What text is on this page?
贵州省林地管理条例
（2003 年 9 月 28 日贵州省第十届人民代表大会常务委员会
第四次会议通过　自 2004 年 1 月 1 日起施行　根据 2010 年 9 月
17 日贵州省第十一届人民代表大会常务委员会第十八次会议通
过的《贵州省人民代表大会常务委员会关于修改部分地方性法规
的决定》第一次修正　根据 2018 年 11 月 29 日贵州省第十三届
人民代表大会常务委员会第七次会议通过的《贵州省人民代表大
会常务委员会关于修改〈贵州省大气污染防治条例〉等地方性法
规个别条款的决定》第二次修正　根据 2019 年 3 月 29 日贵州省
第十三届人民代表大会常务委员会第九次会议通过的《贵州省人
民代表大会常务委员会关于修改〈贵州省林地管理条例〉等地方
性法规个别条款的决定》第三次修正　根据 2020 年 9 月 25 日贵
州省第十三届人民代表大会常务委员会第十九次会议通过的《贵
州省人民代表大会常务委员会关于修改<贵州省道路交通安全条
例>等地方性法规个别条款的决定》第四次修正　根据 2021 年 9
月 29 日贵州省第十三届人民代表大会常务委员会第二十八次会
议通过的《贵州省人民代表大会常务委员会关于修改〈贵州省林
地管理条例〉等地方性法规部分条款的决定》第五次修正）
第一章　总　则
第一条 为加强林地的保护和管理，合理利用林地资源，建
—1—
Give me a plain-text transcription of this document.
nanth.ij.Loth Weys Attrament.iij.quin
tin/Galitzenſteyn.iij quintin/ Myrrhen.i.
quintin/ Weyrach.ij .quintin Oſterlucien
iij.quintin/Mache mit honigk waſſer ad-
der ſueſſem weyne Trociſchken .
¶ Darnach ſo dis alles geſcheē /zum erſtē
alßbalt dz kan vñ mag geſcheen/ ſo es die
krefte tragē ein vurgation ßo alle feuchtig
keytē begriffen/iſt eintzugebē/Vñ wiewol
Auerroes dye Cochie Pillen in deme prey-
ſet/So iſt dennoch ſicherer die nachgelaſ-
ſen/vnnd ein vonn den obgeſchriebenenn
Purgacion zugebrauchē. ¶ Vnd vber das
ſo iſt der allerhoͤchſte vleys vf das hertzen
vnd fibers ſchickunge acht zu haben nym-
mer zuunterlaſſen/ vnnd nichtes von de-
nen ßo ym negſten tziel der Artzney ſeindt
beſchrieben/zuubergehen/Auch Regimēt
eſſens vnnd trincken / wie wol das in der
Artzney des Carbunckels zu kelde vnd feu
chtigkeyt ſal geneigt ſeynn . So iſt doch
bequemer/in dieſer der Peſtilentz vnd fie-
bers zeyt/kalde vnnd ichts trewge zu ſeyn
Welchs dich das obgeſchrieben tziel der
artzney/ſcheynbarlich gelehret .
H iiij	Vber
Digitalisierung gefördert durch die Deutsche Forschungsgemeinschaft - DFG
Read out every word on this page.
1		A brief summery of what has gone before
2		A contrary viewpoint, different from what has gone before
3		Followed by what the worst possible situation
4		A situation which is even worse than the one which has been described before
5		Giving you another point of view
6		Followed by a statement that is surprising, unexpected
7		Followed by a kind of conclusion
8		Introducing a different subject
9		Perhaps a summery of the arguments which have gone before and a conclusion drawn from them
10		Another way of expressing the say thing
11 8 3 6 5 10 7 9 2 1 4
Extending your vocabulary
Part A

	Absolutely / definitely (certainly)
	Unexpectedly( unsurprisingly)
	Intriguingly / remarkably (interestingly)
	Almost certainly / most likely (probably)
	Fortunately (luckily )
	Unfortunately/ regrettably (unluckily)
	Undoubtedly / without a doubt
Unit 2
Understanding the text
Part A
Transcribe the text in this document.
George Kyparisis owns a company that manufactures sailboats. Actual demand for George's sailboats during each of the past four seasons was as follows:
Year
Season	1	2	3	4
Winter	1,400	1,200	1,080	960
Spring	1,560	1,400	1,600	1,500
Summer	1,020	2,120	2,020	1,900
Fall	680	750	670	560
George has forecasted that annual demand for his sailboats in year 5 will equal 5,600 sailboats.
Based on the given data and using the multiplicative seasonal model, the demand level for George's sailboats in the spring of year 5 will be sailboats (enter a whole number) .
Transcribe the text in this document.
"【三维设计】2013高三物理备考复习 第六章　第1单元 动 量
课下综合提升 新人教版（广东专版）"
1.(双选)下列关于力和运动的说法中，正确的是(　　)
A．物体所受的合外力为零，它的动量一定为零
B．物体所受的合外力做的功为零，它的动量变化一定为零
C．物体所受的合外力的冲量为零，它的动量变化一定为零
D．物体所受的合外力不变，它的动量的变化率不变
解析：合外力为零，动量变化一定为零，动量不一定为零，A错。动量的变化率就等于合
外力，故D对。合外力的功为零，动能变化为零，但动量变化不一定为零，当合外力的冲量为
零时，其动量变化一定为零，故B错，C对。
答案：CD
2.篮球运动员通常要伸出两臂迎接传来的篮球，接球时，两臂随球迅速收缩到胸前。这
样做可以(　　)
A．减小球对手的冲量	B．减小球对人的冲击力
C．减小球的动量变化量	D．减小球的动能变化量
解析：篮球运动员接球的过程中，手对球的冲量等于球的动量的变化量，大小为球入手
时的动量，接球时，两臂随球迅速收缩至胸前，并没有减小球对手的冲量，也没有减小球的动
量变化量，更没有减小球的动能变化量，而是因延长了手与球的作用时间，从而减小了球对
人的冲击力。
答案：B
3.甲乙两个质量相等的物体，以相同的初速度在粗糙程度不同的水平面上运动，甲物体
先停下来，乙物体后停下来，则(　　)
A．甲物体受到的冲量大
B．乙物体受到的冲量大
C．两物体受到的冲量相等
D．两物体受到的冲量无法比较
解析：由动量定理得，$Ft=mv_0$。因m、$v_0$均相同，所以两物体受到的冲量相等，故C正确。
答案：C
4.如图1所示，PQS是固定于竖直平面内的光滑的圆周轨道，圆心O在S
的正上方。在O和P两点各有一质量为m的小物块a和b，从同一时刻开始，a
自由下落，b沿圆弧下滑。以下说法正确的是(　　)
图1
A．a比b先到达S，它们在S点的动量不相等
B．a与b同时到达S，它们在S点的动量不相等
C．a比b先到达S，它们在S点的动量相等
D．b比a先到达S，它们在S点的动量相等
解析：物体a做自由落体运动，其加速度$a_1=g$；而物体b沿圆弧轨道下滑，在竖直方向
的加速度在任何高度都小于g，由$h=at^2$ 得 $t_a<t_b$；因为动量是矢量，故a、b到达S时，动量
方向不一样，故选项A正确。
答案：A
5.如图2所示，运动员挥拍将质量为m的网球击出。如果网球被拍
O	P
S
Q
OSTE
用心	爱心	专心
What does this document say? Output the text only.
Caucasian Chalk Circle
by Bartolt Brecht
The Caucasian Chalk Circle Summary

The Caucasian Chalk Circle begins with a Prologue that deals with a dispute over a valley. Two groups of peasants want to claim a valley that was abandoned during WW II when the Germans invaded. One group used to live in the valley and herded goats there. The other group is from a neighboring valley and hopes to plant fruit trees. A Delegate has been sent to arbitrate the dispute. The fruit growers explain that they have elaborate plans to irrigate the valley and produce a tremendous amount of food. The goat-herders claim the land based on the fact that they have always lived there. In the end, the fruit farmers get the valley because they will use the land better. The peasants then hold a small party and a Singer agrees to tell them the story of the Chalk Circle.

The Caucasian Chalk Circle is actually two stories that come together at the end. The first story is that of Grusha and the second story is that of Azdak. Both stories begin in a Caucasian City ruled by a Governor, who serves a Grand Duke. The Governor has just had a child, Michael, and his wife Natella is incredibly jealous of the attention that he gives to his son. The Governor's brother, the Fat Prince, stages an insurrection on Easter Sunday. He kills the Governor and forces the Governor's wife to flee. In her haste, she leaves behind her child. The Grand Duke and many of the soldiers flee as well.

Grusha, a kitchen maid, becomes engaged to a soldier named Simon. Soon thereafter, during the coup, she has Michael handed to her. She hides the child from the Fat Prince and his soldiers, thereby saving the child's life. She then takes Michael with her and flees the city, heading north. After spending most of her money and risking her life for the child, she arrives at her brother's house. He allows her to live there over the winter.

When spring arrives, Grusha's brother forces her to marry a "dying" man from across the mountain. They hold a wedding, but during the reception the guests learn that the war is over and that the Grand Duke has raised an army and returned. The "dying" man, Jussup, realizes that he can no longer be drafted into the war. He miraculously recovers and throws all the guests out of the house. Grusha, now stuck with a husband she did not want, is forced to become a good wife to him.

**Task prompt:** Report every line in the data above in which the word "most" appears.

**Full output:**
	Almost certainly / most likely (probably)
Grusha, a kitchen maid, becomes engaged to a soldier named Simon. Soon thereafter, during the coup, she has Michael handed to her. She hides the child from the Fat Prince and his soldiers, thereby saving the child's life. She then takes Michael with her and flees the city, heading north. After spending most of her money and risking her life for the child, she arrives at her brother's house. He allows her to live there over the winter.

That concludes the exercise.